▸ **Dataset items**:
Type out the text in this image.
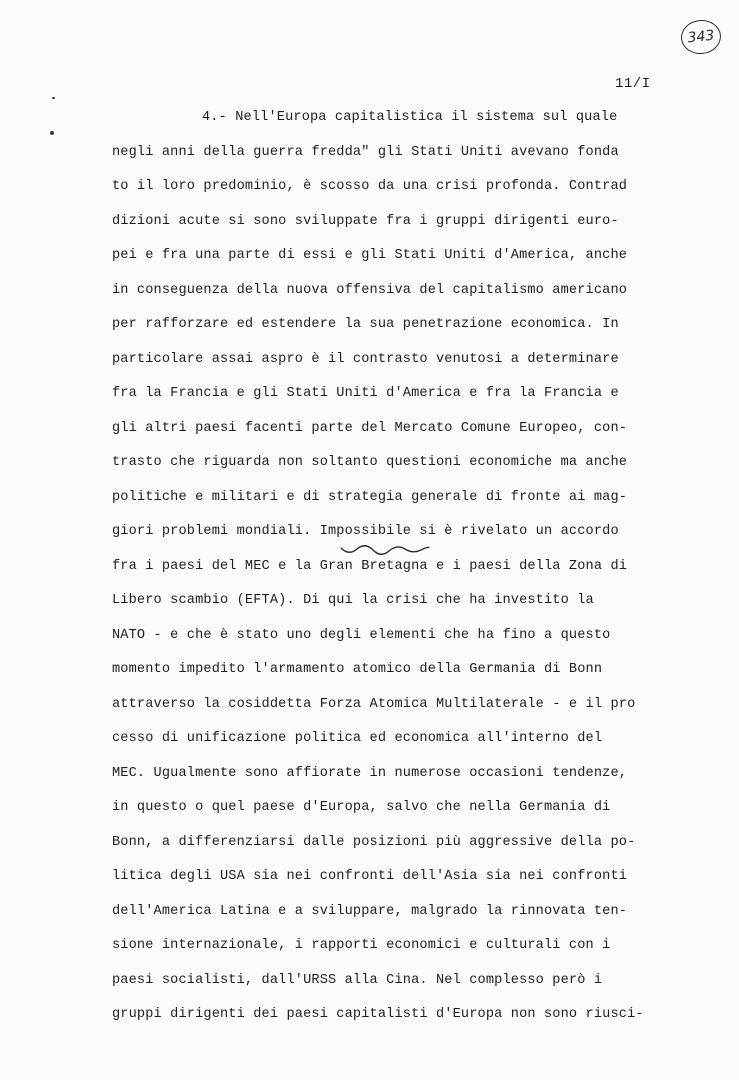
343
11/I
4.- Nell'Europa capitalistica il sistema sul quale
negli anni della guerra fredda" gli Stati Uniti avevano fonda
to il loro predominio, è scosso da una crisi profonda. Contrad
dizioni acute si sono sviluppate fra i gruppi dirigenti euro-
pei e fra una parte di essi e gli Stati Uniti d'America, anche
in conseguenza della nuova offensiva del capitalismo americano
per rafforzare ed estendere la sua penetrazione economica. In
particolare assai aspro è il contrasto venutosi a determinare
fra la Francia e gli Stati Uniti d'America e fra la Francia e
gli altri paesi facenti parte del Mercato Comune Europeo, con-
trasto che riguarda non soltanto questioni economiche ma anche
politiche e militari e di strategia generale di fronte ai mag-
giori problemi mondiali. Impossibile si è rivelato un accordo
fra i paesi del MEC e la Gran Bretagna e i paesi della Zona di
Libero scambio (EFTA). Di qui la crisi che ha investito la
NATO - e che è stato uno degli elementi che ha fino a questo
momento impedito l'armamento atomico della Germania di Bonn
attraverso la cosiddetta Forza Atomica Multilaterale - e il pro
cesso di unificazione politica ed economica all'interno del
MEC. Ugualmente sono affiorate in numerose occasioni tendenze,
in questo o quel paese d'Europa, salvo che nella Germania di
Bonn, a differenziarsi dalle posizioni più aggressive della po-
litica degli USA sia nei confronti dell'Asia sia nei confronti
dell'America Latina e a sviluppare, malgrado la rinnovata ten-
sione internazionale, i rapporti economici e culturali con i
paesi socialisti, dall'URSS alla Cina. Nel complesso però i
gruppi dirigenti dei paesi capitalisti d'Europa non sono riusci-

▸ **Stated goal**:
Reproduce the entries exactly. Do not carry over any picture.

▸ **Task solution**:
Type out the text in this image.
343
11/I
4.- Nell'Europa capitalistica il sistema sul quale
negli anni della guerra fredda" gli Stati Uniti avevano fonda
to il loro predominio, è scosso da una crisi profonda. Contrad
dizioni acute si sono sviluppate fra i gruppi dirigenti euro-
pei e fra una parte di essi e gli Stati Uniti d'America, anche
in conseguenza della nuova offensiva del capitalismo americano
per rafforzare ed estendere la sua penetrazione economica. In
particolare assai aspro è il contrasto venutosi a determinare
fra la Francia e gli Stati Uniti d'America e fra la Francia e
gli altri paesi facenti parte del Mercato Comune Europeo, con-
trasto che riguarda non soltanto questioni economiche ma anche
politiche e militari e di strategia generale di fronte ai mag-
giori problemi mondiali. Impossibile si è rivelato un accordo
fra i paesi del MEC e la Gran Bretagna e i paesi della Zona di
Libero scambio (EFTA). Di qui la crisi che ha investito la
NATO - e che è stato uno degli elementi che ha fino a questo
momento impedito l'armamento atomico della Germania di Bonn
attraverso la cosiddetta Forza Atomica Multilaterale - e il pro
cesso di unificazione politica ed economica all'interno del
MEC. Ugualmente sono affiorate in numerose occasioni tendenze,
in questo o quel paese d'Europa, salvo che nella Germania di
Bonn, a differenziarsi dalle posizioni più aggressive della po-
litica degli USA sia nei confronti dell'Asia sia nei confronti
dell'America Latina e a sviluppare, malgrado la rinnovata ten-
sione internazionale, i rapporti economici e culturali con i
paesi socialisti, dall'URSS alla Cina. Nel complesso però i
gruppi dirigenti dei paesi capitalisti d'Europa non sono riusci-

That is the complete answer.